## BRIEF:
Extract each line where the string "smoothed" shows up.

## RECORDS FOR THIS TASK:
#####
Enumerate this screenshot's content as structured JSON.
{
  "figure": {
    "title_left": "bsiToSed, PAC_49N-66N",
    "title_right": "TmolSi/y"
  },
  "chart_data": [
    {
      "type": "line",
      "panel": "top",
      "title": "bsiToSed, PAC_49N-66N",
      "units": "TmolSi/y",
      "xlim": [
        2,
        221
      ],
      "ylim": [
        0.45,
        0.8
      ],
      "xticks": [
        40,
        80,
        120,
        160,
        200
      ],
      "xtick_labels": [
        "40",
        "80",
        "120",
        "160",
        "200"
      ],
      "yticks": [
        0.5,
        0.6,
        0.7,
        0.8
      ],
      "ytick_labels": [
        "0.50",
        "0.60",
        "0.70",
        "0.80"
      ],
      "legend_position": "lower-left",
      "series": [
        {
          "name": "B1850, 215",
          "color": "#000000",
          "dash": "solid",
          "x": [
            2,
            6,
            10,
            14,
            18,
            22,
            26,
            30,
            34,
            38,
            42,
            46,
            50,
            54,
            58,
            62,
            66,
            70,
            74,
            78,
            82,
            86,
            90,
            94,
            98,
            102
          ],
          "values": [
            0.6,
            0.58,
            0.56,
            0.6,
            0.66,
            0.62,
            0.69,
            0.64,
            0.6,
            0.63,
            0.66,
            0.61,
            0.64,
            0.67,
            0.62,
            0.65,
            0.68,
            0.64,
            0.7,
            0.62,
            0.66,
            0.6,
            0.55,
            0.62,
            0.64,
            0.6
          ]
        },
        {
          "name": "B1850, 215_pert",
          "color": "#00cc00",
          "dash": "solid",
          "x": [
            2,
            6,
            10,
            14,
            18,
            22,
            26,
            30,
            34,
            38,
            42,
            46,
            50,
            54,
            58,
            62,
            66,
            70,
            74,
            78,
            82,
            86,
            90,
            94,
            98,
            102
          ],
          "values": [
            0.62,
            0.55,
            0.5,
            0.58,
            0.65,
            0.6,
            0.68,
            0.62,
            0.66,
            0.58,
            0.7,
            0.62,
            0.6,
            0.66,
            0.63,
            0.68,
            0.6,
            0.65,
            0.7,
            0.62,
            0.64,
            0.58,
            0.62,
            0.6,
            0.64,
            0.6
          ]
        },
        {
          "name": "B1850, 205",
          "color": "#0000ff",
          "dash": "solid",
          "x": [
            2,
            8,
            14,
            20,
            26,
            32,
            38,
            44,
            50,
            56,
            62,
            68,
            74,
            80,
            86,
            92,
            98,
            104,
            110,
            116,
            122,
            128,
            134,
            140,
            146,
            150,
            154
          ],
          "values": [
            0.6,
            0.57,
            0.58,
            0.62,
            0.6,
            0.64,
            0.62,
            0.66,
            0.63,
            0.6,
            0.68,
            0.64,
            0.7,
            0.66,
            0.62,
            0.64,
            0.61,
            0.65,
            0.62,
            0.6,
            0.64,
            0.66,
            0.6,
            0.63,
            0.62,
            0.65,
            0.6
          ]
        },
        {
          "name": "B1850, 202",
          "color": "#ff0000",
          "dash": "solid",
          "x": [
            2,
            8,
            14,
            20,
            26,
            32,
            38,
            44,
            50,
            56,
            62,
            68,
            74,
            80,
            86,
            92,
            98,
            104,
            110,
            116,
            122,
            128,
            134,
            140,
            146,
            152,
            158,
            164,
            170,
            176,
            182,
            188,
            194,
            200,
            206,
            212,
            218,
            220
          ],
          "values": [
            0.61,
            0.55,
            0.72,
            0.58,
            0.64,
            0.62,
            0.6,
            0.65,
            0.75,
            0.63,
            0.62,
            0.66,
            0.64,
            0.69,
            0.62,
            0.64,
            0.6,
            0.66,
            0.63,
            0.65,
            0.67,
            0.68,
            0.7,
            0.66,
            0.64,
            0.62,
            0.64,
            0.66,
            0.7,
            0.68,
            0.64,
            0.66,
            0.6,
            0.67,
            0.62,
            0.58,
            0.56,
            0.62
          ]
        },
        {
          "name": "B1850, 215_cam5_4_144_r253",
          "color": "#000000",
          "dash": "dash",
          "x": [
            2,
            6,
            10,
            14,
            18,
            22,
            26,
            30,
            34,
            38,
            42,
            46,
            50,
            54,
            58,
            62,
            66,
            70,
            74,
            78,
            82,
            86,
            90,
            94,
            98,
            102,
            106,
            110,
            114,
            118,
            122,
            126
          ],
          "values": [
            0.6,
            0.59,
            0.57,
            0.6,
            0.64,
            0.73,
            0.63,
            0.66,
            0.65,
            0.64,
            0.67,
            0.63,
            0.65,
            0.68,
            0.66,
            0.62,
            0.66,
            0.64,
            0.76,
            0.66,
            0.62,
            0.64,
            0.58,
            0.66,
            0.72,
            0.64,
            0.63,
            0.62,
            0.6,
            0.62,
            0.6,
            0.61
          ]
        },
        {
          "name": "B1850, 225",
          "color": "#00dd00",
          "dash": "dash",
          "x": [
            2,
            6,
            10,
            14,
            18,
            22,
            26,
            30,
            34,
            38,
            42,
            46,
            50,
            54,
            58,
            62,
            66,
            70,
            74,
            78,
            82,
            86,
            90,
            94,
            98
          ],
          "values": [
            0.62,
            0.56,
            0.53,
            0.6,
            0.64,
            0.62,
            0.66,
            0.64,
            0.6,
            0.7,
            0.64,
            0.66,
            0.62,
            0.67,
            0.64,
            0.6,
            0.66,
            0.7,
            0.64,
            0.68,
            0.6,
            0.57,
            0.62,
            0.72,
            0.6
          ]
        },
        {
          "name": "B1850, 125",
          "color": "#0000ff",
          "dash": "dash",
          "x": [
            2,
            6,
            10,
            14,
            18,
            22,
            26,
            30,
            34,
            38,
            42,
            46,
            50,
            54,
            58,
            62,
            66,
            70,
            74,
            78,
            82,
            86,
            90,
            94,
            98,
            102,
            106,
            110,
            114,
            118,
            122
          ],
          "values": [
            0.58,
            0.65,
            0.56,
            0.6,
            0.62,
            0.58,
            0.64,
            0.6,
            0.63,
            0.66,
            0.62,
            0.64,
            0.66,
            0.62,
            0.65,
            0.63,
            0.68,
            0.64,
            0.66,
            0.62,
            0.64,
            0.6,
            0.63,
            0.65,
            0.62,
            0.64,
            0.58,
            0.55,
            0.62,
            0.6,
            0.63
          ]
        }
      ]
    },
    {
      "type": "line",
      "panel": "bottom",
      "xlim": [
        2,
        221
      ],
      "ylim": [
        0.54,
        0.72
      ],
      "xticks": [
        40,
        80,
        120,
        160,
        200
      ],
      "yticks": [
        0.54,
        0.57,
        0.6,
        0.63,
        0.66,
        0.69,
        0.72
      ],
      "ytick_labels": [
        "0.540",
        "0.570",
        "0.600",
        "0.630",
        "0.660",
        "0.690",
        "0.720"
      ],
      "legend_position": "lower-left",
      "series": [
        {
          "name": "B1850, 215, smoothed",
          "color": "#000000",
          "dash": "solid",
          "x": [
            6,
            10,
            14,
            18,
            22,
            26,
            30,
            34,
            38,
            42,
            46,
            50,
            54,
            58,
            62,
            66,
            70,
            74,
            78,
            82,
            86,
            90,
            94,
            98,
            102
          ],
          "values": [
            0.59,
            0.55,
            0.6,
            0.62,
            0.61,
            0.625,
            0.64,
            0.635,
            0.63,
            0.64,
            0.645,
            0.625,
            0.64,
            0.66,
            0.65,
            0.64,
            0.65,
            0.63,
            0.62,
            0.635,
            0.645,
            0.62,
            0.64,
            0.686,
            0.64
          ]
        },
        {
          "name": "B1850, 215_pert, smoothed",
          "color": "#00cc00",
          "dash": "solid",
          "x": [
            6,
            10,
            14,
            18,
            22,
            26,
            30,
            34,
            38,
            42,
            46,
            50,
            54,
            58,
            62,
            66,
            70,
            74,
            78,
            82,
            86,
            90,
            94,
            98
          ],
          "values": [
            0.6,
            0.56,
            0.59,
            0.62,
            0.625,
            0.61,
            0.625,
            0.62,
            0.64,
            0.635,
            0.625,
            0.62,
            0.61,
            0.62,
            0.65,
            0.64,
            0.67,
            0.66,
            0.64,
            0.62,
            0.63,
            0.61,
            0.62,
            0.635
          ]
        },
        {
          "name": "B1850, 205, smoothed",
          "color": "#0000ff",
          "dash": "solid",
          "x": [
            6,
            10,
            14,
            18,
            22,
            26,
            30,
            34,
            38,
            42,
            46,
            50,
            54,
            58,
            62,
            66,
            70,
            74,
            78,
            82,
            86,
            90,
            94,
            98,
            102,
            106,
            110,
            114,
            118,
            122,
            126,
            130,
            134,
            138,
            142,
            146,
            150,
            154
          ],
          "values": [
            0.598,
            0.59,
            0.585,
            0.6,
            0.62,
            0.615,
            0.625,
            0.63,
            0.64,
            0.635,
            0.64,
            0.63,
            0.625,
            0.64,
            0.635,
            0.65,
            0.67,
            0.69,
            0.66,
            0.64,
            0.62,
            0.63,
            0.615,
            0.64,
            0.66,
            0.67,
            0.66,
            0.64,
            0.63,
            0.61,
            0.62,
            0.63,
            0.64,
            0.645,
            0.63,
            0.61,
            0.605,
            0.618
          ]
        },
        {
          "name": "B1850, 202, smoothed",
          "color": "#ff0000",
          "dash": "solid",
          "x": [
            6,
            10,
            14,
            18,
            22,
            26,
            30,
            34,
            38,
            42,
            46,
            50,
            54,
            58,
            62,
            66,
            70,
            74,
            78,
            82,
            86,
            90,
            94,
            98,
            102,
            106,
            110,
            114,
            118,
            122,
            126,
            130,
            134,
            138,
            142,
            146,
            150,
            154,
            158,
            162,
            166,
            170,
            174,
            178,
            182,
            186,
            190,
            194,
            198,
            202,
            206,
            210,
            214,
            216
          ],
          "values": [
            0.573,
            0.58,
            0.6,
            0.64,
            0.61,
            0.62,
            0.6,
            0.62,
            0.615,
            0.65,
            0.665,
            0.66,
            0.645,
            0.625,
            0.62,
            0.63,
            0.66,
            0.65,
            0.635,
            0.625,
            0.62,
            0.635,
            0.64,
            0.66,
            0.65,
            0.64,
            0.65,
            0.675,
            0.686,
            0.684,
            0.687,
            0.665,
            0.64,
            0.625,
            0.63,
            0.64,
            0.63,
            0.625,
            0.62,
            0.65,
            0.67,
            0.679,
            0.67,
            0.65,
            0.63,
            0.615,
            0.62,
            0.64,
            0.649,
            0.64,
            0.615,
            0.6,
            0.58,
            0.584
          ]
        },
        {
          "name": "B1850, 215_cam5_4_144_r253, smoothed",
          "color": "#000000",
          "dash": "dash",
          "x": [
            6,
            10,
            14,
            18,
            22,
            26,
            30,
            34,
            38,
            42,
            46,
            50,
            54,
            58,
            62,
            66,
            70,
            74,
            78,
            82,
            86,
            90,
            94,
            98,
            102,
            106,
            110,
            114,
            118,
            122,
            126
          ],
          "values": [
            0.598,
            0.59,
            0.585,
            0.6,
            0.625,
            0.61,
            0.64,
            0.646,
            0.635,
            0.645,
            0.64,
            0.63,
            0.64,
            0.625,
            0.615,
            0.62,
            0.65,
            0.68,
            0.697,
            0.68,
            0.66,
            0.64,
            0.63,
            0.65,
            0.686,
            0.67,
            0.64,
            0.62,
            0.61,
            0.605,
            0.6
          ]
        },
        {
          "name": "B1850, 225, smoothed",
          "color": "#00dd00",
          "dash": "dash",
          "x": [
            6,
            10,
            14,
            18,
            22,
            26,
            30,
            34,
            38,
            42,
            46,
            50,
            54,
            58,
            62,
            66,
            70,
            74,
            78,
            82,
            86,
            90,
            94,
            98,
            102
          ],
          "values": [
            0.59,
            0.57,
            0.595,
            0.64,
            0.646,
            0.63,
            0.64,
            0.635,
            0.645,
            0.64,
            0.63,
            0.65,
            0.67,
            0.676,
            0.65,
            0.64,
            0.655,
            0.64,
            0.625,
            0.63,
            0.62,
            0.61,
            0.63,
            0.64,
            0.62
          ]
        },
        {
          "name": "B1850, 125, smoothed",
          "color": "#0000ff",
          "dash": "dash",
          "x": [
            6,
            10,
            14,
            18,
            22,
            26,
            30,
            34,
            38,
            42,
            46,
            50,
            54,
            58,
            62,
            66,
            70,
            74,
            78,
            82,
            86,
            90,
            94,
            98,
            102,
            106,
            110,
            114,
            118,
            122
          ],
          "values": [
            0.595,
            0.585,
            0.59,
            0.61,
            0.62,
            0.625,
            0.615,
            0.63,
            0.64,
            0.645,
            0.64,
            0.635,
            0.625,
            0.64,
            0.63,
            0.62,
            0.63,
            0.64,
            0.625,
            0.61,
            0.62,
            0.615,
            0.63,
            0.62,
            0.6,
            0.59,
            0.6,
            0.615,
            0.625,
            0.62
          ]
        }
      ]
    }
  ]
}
#####
## ANSWER TO THE PROBLEM:
          "name": "B1850, 215, smoothed",
          "name": "B1850, 215_pert, smoothed",
          "name": "B1850, 205, smoothed",
          "name": "B1850, 202, smoothed",
          "name": "B1850, 215_cam5_4_144_r253, smoothed",
          "name": "B1850, 225, smoothed",
          "name": "B1850, 125, smoothed",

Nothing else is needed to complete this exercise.